--- WHAT IS ASKED ---
Take every line where the string "นและส" appears and copy it.

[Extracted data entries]
————

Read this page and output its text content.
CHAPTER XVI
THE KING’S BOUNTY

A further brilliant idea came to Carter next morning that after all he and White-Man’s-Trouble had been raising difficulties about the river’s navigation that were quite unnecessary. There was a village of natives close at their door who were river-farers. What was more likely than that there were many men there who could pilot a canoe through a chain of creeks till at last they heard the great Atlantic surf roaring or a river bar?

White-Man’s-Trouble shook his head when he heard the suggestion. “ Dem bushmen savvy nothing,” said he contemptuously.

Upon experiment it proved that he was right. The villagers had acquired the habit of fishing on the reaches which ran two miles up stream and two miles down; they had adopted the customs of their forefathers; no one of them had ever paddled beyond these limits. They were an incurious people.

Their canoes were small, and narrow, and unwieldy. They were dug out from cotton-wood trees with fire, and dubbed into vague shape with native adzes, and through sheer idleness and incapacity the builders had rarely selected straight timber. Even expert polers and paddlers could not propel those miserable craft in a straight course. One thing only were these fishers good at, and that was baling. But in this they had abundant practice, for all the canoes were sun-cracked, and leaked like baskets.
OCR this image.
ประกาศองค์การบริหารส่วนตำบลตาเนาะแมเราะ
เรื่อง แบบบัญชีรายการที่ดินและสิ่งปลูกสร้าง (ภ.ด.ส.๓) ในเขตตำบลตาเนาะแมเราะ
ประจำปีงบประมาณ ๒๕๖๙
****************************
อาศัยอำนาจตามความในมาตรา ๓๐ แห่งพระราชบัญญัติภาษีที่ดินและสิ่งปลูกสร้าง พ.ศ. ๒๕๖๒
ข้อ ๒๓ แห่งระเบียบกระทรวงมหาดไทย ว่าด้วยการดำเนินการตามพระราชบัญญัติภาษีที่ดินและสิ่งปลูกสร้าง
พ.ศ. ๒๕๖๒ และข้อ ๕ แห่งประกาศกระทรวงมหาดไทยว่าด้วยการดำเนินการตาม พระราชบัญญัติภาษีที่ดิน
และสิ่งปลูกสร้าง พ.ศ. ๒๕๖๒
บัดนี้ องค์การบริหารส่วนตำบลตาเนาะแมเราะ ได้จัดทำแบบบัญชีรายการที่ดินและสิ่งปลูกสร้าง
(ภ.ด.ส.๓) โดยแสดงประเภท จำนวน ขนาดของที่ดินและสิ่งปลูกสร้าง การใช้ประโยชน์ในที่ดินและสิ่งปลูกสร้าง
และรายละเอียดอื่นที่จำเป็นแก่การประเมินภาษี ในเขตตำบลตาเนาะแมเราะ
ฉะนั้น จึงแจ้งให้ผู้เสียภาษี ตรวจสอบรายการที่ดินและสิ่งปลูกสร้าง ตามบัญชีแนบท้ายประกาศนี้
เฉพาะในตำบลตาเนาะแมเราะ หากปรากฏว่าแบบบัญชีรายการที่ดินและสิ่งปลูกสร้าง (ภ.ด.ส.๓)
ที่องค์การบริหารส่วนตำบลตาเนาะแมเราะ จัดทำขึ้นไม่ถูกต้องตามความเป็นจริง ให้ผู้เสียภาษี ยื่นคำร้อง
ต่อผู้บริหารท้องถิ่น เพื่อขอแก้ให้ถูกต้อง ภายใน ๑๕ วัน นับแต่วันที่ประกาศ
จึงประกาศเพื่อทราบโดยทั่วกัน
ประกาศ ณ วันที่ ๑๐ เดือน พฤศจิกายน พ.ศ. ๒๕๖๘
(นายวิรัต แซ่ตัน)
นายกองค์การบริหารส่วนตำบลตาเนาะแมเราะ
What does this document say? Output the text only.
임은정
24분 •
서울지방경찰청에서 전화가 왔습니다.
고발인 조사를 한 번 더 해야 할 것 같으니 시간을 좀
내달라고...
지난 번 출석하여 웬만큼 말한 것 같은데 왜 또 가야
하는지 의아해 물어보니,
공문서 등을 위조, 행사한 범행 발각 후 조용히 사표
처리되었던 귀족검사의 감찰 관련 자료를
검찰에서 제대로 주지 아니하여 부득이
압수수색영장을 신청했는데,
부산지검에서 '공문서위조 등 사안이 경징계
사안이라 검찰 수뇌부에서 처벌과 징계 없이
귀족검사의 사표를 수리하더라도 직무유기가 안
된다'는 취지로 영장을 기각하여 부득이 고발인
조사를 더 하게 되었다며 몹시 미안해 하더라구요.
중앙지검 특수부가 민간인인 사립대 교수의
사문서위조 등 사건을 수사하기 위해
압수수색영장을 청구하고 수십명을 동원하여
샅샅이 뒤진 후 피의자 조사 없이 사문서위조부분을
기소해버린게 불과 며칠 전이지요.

————

--- ANSWER FOR THE TASK ---
เรื่อง แบบบัญชีรายการที่ดินและสิ่งปลูกสร้าง (ภ.ด.ส.๓) ในเขตตำบลตาเนาะแมเราะ
อาศัยอำนาจตามความในมาตรา ๓๐ แห่งพระราชบัญญัติภาษีที่ดินและสิ่งปลูกสร้าง พ.ศ. ๒๕๖๒
ข้อ ๒๓ แห่งระเบียบกระทรวงมหาดไทย ว่าด้วยการดำเนินการตามพระราชบัญญัติภาษีที่ดินและสิ่งปลูกสร้าง
บัดนี้ องค์การบริหารส่วนตำบลตาเนาะแมเราะ ได้จัดทำแบบบัญชีรายการที่ดินและสิ่งปลูกสร้าง
(ภ.ด.ส.๓) โดยแสดงประเภท จำนวน ขนาดของที่ดินและสิ่งปลูกสร้าง การใช้ประโยชน์ในที่ดินและสิ่งปลูกสร้าง
ฉะนั้น จึงแจ้งให้ผู้เสียภาษี ตรวจสอบรายการที่ดินและสิ่งปลูกสร้าง ตามบัญชีแนบท้ายประกาศนี้
เฉพาะในตำบลตาเนาะแมเราะ หากปรากฏว่าแบบบัญชีรายการที่ดินและสิ่งปลูกสร้าง (ภ.ด.ส.๓)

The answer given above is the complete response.